» Data supplied
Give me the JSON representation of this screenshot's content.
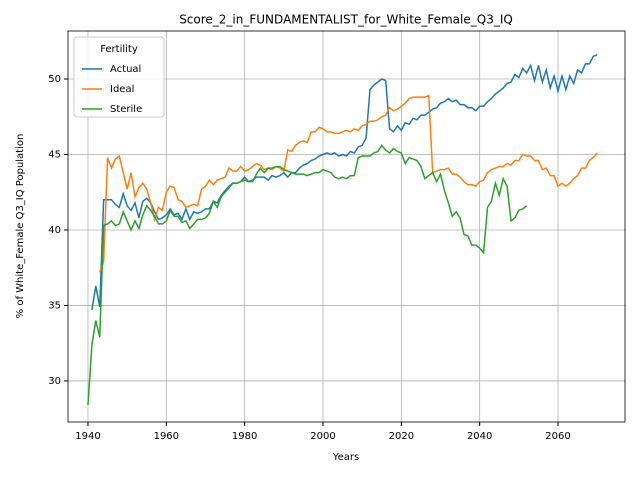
{
  "chart_data": {
    "type": "line",
    "title": "Score_2_in_FUNDAMENTALIST_for_White_Female_Q3_IQ",
    "x_label": "Years",
    "y_label": "% of White_Female Q3_IQ Population",
    "legend_title": "Fertility",
    "legend_position": "upper left",
    "grid": true,
    "xlim": [
      1934.9,
      2077.1
    ],
    "ylim": [
      27.28,
      53.18
    ],
    "xticks": [
      1940,
      1960,
      1980,
      2000,
      2020,
      2040,
      2060
    ],
    "yticks": [
      30,
      35,
      40,
      45,
      50
    ],
    "x": [
      1940,
      1941,
      1942,
      1943,
      1944,
      1945,
      1946,
      1947,
      1948,
      1949,
      1950,
      1951,
      1952,
      1953,
      1954,
      1955,
      1956,
      1957,
      1958,
      1959,
      1960,
      1961,
      1962,
      1963,
      1964,
      1965,
      1966,
      1967,
      1968,
      1969,
      1970,
      1971,
      1972,
      1973,
      1974,
      1975,
      1976,
      1977,
      1978,
      1979,
      1980,
      1981,
      1982,
      1983,
      1984,
      1985,
      1986,
      1987,
      1988,
      1989,
      1990,
      1991,
      1992,
      1993,
      1994,
      1995,
      1996,
      1997,
      1998,
      1999,
      2000,
      2001,
      2002,
      2003,
      2004,
      2005,
      2006,
      2007,
      2008,
      2009,
      2010,
      2011,
      2012,
      2013,
      2014,
      2015,
      2016,
      2017,
      2018,
      2019,
      2020,
      2021,
      2022,
      2023,
      2024,
      2025,
      2026,
      2027,
      2028,
      2029,
      2030,
      2031,
      2032,
      2033,
      2034,
      2035,
      2036,
      2037,
      2038,
      2039,
      2040,
      2041,
      2042,
      2043,
      2044,
      2045,
      2046,
      2047,
      2048,
      2049,
      2050,
      2051,
      2052,
      2053,
      2054,
      2055,
      2056,
      2057,
      2058,
      2059,
      2060,
      2061,
      2062,
      2063,
      2064,
      2065,
      2066,
      2067,
      2068,
      2069,
      2070
    ],
    "series": [
      {
        "name": "Actual",
        "color": "#1f77b4",
        "values": [
          null,
          34.7,
          36.3,
          34.9,
          42.0,
          42.0,
          42.0,
          41.7,
          41.5,
          42.4,
          41.6,
          41.3,
          41.8,
          40.8,
          41.9,
          42.1,
          41.8,
          41.2,
          40.7,
          40.8,
          41.0,
          41.4,
          41.0,
          41.1,
          40.7,
          41.4,
          40.7,
          41.2,
          41.1,
          41.2,
          41.4,
          41.4,
          41.9,
          41.8,
          42.3,
          42.6,
          42.9,
          43.1,
          43.1,
          43.2,
          43.5,
          43.2,
          43.3,
          43.5,
          43.5,
          43.5,
          43.3,
          43.6,
          43.5,
          43.6,
          43.8,
          43.5,
          43.8,
          43.8,
          44.1,
          44.3,
          44.4,
          44.6,
          44.7,
          44.9,
          45.0,
          45.1,
          45.0,
          45.1,
          44.9,
          45.0,
          44.9,
          45.2,
          45.1,
          45.5,
          45.6,
          46.1,
          49.3,
          49.6,
          49.8,
          50.0,
          49.9,
          46.7,
          46.5,
          46.9,
          46.6,
          47.1,
          47.0,
          47.4,
          47.3,
          47.6,
          47.6,
          47.8,
          48.0,
          48.1,
          48.4,
          48.5,
          48.7,
          48.5,
          48.6,
          48.3,
          48.3,
          48.1,
          48.1,
          47.9,
          48.2,
          48.2,
          48.5,
          48.7,
          49.0,
          49.2,
          49.4,
          49.7,
          49.8,
          50.3,
          50.1,
          50.7,
          50.4,
          50.9,
          49.9,
          50.9,
          49.8,
          50.6,
          49.4,
          50.2,
          49.2,
          50.2,
          49.3,
          50.2,
          49.7,
          50.6,
          50.4,
          51.0,
          51.0,
          51.5,
          51.6
        ]
      },
      {
        "name": "Ideal",
        "color": "#ff7f0e",
        "values": [
          null,
          null,
          null,
          37.2,
          37.9,
          44.8,
          44.1,
          44.7,
          44.9,
          43.8,
          42.7,
          43.8,
          42.2,
          42.8,
          43.1,
          42.7,
          41.8,
          40.7,
          41.5,
          41.3,
          42.5,
          42.9,
          42.8,
          42.0,
          41.9,
          41.5,
          41.6,
          41.7,
          41.6,
          42.7,
          42.9,
          43.3,
          43.0,
          43.3,
          43.4,
          43.5,
          44.1,
          43.9,
          43.9,
          44.2,
          43.9,
          44.0,
          44.2,
          44.4,
          44.3,
          44.0,
          44.1,
          44.0,
          44.2,
          44.1,
          43.9,
          45.3,
          45.2,
          45.6,
          45.8,
          45.9,
          45.8,
          46.5,
          46.5,
          46.8,
          46.7,
          46.5,
          46.5,
          46.4,
          46.4,
          46.5,
          46.6,
          46.5,
          46.7,
          46.6,
          46.9,
          47.0,
          47.2,
          47.2,
          47.3,
          47.5,
          47.6,
          48.1,
          47.9,
          48.0,
          48.2,
          48.4,
          48.7,
          48.8,
          48.8,
          48.8,
          48.8,
          48.9,
          43.8,
          43.9,
          44.0,
          44.0,
          44.1,
          43.7,
          43.7,
          43.5,
          43.2,
          43.0,
          43.0,
          42.9,
          43.2,
          43.3,
          43.8,
          44.0,
          44.1,
          44.2,
          44.2,
          44.4,
          44.3,
          44.6,
          44.6,
          45.0,
          44.9,
          44.9,
          44.6,
          44.6,
          44.0,
          44.1,
          43.6,
          43.6,
          42.9,
          43.1,
          42.9,
          43.1,
          43.4,
          43.6,
          44.1,
          44.1,
          44.6,
          44.8,
          45.1
        ]
      },
      {
        "name": "Sterile",
        "color": "#2ca02c",
        "values": [
          28.4,
          32.4,
          34.0,
          32.9,
          40.3,
          40.4,
          40.6,
          40.3,
          40.4,
          41.2,
          40.6,
          40.0,
          40.6,
          40.1,
          41.0,
          41.6,
          41.3,
          40.9,
          40.4,
          40.4,
          40.6,
          41.3,
          40.9,
          40.9,
          40.5,
          40.6,
          40.1,
          40.4,
          40.7,
          40.7,
          40.8,
          41.1,
          41.9,
          41.5,
          42.2,
          42.5,
          42.8,
          43.1,
          43.1,
          43.2,
          43.3,
          43.2,
          43.2,
          43.7,
          44.1,
          43.8,
          44.1,
          44.1,
          44.2,
          44.2,
          44.0,
          43.9,
          43.8,
          43.7,
          43.7,
          43.7,
          43.6,
          43.7,
          43.8,
          43.8,
          44.0,
          43.9,
          43.8,
          43.5,
          43.4,
          43.5,
          43.4,
          43.6,
          43.6,
          44.8,
          44.9,
          44.9,
          44.9,
          45.1,
          45.2,
          45.6,
          45.3,
          45.1,
          45.4,
          45.2,
          45.1,
          44.4,
          44.8,
          44.7,
          44.6,
          44.2,
          43.4,
          43.6,
          43.8,
          43.2,
          43.7,
          42.6,
          41.8,
          40.9,
          41.2,
          40.8,
          39.7,
          39.6,
          39.0,
          39.0,
          38.8,
          38.5,
          41.5,
          41.9,
          43.1,
          42.3,
          43.4,
          42.9,
          40.6,
          40.8,
          41.3,
          41.4,
          41.6,
          null,
          null,
          null,
          null,
          null,
          null,
          null,
          null,
          null,
          null,
          null,
          null,
          null,
          null,
          null,
          null,
          null,
          null
        ]
      }
    ]
  }
}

» Written instruction
Print the complete listing exactly as it stands, without its pictures.

» Complete answer
Give me the JSON representation of this screenshot's content.
{
  "chart_data": {
    "type": "line",
    "title": "Score_2_in_FUNDAMENTALIST_for_White_Female_Q3_IQ",
    "x_label": "Years",
    "y_label": "% of White_Female Q3_IQ Population",
    "legend_title": "Fertility",
    "legend_position": "upper left",
    "grid": true,
    "xlim": [
      1934.9,
      2077.1
    ],
    "ylim": [
      27.28,
      53.18
    ],
    "xticks": [
      1940,
      1960,
      1980,
      2000,
      2020,
      2040,
      2060
    ],
    "yticks": [
      30,
      35,
      40,
      45,
      50
    ],
    "x": [
      1940,
      1941,
      1942,
      1943,
      1944,
      1945,
      1946,
      1947,
      1948,
      1949,
      1950,
      1951,
      1952,
      1953,
      1954,
      1955,
      1956,
      1957,
      1958,
      1959,
      1960,
      1961,
      1962,
      1963,
      1964,
      1965,
      1966,
      1967,
      1968,
      1969,
      1970,
      1971,
      1972,
      1973,
      1974,
      1975,
      1976,
      1977,
      1978,
      1979,
      1980,
      1981,
      1982,
      1983,
      1984,
      1985,
      1986,
      1987,
      1988,
      1989,
      1990,
      1991,
      1992,
      1993,
      1994,
      1995,
      1996,
      1997,
      1998,
      1999,
      2000,
      2001,
      2002,
      2003,
      2004,
      2005,
      2006,
      2007,
      2008,
      2009,
      2010,
      2011,
      2012,
      2013,
      2014,
      2015,
      2016,
      2017,
      2018,
      2019,
      2020,
      2021,
      2022,
      2023,
      2024,
      2025,
      2026,
      2027,
      2028,
      2029,
      2030,
      2031,
      2032,
      2033,
      2034,
      2035,
      2036,
      2037,
      2038,
      2039,
      2040,
      2041,
      2042,
      2043,
      2044,
      2045,
      2046,
      2047,
      2048,
      2049,
      2050,
      2051,
      2052,
      2053,
      2054,
      2055,
      2056,
      2057,
      2058,
      2059,
      2060,
      2061,
      2062,
      2063,
      2064,
      2065,
      2066,
      2067,
      2068,
      2069,
      2070
    ],
    "series": [
      {
        "name": "Actual",
        "color": "#1f77b4",
        "values": [
          null,
          34.7,
          36.3,
          34.9,
          42.0,
          42.0,
          42.0,
          41.7,
          41.5,
          42.4,
          41.6,
          41.3,
          41.8,
          40.8,
          41.9,
          42.1,
          41.8,
          41.2,
          40.7,
          40.8,
          41.0,
          41.4,
          41.0,
          41.1,
          40.7,
          41.4,
          40.7,
          41.2,
          41.1,
          41.2,
          41.4,
          41.4,
          41.9,
          41.8,
          42.3,
          42.6,
          42.9,
          43.1,
          43.1,
          43.2,
          43.5,
          43.2,
          43.3,
          43.5,
          43.5,
          43.5,
          43.3,
          43.6,
          43.5,
          43.6,
          43.8,
          43.5,
          43.8,
          43.8,
          44.1,
          44.3,
          44.4,
          44.6,
          44.7,
          44.9,
          45.0,
          45.1,
          45.0,
          45.1,
          44.9,
          45.0,
          44.9,
          45.2,
          45.1,
          45.5,
          45.6,
          46.1,
          49.3,
          49.6,
          49.8,
          50.0,
          49.9,
          46.7,
          46.5,
          46.9,
          46.6,
          47.1,
          47.0,
          47.4,
          47.3,
          47.6,
          47.6,
          47.8,
          48.0,
          48.1,
          48.4,
          48.5,
          48.7,
          48.5,
          48.6,
          48.3,
          48.3,
          48.1,
          48.1,
          47.9,
          48.2,
          48.2,
          48.5,
          48.7,
          49.0,
          49.2,
          49.4,
          49.7,
          49.8,
          50.3,
          50.1,
          50.7,
          50.4,
          50.9,
          49.9,
          50.9,
          49.8,
          50.6,
          49.4,
          50.2,
          49.2,
          50.2,
          49.3,
          50.2,
          49.7,
          50.6,
          50.4,
          51.0,
          51.0,
          51.5,
          51.6
        ]
      },
      {
        "name": "Ideal",
        "color": "#ff7f0e",
        "values": [
          null,
          null,
          null,
          37.2,
          37.9,
          44.8,
          44.1,
          44.7,
          44.9,
          43.8,
          42.7,
          43.8,
          42.2,
          42.8,
          43.1,
          42.7,
          41.8,
          40.7,
          41.5,
          41.3,
          42.5,
          42.9,
          42.8,
          42.0,
          41.9,
          41.5,
          41.6,
          41.7,
          41.6,
          42.7,
          42.9,
          43.3,
          43.0,
          43.3,
          43.4,
          43.5,
          44.1,
          43.9,
          43.9,
          44.2,
          43.9,
          44.0,
          44.2,
          44.4,
          44.3,
          44.0,
          44.1,
          44.0,
          44.2,
          44.1,
          43.9,
          45.3,
          45.2,
          45.6,
          45.8,
          45.9,
          45.8,
          46.5,
          46.5,
          46.8,
          46.7,
          46.5,
          46.5,
          46.4,
          46.4,
          46.5,
          46.6,
          46.5,
          46.7,
          46.6,
          46.9,
          47.0,
          47.2,
          47.2,
          47.3,
          47.5,
          47.6,
          48.1,
          47.9,
          48.0,
          48.2,
          48.4,
          48.7,
          48.8,
          48.8,
          48.8,
          48.8,
          48.9,
          43.8,
          43.9,
          44.0,
          44.0,
          44.1,
          43.7,
          43.7,
          43.5,
          43.2,
          43.0,
          43.0,
          42.9,
          43.2,
          43.3,
          43.8,
          44.0,
          44.1,
          44.2,
          44.2,
          44.4,
          44.3,
          44.6,
          44.6,
          45.0,
          44.9,
          44.9,
          44.6,
          44.6,
          44.0,
          44.1,
          43.6,
          43.6,
          42.9,
          43.1,
          42.9,
          43.1,
          43.4,
          43.6,
          44.1,
          44.1,
          44.6,
          44.8,
          45.1
        ]
      },
      {
        "name": "Sterile",
        "color": "#2ca02c",
        "values": [
          28.4,
          32.4,
          34.0,
          32.9,
          40.3,
          40.4,
          40.6,
          40.3,
          40.4,
          41.2,
          40.6,
          40.0,
          40.6,
          40.1,
          41.0,
          41.6,
          41.3,
          40.9,
          40.4,
          40.4,
          40.6,
          41.3,
          40.9,
          40.9,
          40.5,
          40.6,
          40.1,
          40.4,
          40.7,
          40.7,
          40.8,
          41.1,
          41.9,
          41.5,
          42.2,
          42.5,
          42.8,
          43.1,
          43.1,
          43.2,
          43.3,
          43.2,
          43.2,
          43.7,
          44.1,
          43.8,
          44.1,
          44.1,
          44.2,
          44.2,
          44.0,
          43.9,
          43.8,
          43.7,
          43.7,
          43.7,
          43.6,
          43.7,
          43.8,
          43.8,
          44.0,
          43.9,
          43.8,
          43.5,
          43.4,
          43.5,
          43.4,
          43.6,
          43.6,
          44.8,
          44.9,
          44.9,
          44.9,
          45.1,
          45.2,
          45.6,
          45.3,
          45.1,
          45.4,
          45.2,
          45.1,
          44.4,
          44.8,
          44.7,
          44.6,
          44.2,
          43.4,
          43.6,
          43.8,
          43.2,
          43.7,
          42.6,
          41.8,
          40.9,
          41.2,
          40.8,
          39.7,
          39.6,
          39.0,
          39.0,
          38.8,
          38.5,
          41.5,
          41.9,
          43.1,
          42.3,
          43.4,
          42.9,
          40.6,
          40.8,
          41.3,
          41.4,
          41.6,
          null,
          null,
          null,
          null,
          null,
          null,
          null,
          null,
          null,
          null,
          null,
          null,
          null,
          null,
          null,
          null,
          null,
          null
        ]
      }
    ]
  }
}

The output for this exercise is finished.